Written problem: Give as output the line that contains "Read all visible content and emit it as JSON.", followed by every remaining line of the entries, unchanged and with nothing added.

Records:
========================================================================

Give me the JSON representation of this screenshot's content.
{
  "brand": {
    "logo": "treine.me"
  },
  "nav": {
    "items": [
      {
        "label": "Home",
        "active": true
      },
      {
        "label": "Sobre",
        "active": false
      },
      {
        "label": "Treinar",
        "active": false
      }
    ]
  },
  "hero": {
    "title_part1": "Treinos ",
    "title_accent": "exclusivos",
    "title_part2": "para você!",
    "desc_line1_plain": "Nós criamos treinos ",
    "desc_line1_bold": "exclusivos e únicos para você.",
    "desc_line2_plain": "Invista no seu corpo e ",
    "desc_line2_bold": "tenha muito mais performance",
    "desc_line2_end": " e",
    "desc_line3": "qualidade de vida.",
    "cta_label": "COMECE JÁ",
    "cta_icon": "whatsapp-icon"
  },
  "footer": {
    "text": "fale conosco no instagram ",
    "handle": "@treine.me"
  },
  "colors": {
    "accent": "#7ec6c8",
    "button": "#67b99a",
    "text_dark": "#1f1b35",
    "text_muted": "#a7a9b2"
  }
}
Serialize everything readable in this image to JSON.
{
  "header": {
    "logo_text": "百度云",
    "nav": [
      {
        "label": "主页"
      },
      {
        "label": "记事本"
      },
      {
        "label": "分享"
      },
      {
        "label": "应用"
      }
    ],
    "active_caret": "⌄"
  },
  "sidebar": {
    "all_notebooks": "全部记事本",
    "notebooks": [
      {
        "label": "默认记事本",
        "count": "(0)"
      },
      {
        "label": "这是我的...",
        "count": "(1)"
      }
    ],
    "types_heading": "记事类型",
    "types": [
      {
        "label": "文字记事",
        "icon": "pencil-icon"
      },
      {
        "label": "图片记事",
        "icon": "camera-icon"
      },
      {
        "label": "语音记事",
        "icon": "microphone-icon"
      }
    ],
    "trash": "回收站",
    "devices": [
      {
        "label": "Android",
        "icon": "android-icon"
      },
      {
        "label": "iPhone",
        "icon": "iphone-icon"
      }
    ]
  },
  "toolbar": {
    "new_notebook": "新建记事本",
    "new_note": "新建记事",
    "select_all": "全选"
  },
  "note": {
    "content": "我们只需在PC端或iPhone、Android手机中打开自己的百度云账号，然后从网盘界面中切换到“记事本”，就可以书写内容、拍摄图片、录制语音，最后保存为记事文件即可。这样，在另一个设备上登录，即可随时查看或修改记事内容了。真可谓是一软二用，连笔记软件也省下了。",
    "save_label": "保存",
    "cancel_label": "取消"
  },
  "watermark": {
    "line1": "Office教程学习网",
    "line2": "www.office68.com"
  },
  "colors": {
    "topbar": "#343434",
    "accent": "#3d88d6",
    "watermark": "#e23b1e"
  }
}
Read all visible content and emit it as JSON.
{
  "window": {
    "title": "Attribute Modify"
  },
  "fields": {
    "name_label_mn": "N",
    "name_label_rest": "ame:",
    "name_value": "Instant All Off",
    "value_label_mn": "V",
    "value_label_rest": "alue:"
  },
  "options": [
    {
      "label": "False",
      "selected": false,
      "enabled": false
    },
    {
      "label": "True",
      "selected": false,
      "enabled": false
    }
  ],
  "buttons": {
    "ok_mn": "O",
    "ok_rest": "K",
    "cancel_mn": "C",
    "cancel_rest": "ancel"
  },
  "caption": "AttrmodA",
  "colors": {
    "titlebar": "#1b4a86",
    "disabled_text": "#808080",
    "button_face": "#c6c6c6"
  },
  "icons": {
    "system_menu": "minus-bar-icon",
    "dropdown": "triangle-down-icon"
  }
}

========================================================================

Exercise response:
Read all visible content and emit it as JSON.
{
  "window": {
    "title": "Attribute Modify"
  },
  "fields": {
    "name_label_mn": "N",
    "name_label_rest": "ame:",
    "name_value": "Instant All Off",
    "value_label_mn": "V",
    "value_label_rest": "alue:"
  },
  "options": [
    {
      "label": "False",
      "selected": false,
      "enabled": false
    },
    {
      "label": "True",
      "selected": false,
      "enabled": false
    }
  ],
  "buttons": {
    "ok_mn": "O",
    "ok_rest": "K",
    "cancel_mn": "C",
    "cancel_rest": "ancel"
  },
  "caption": "AttrmodA",
  "colors": {
    "titlebar": "#1b4a86",
    "disabled_text": "#808080",
    "button_face": "#c6c6c6"
  },
  "icons": {
    "system_menu": "minus-bar-icon",
    "dropdown": "triangle-down-icon"
  }
}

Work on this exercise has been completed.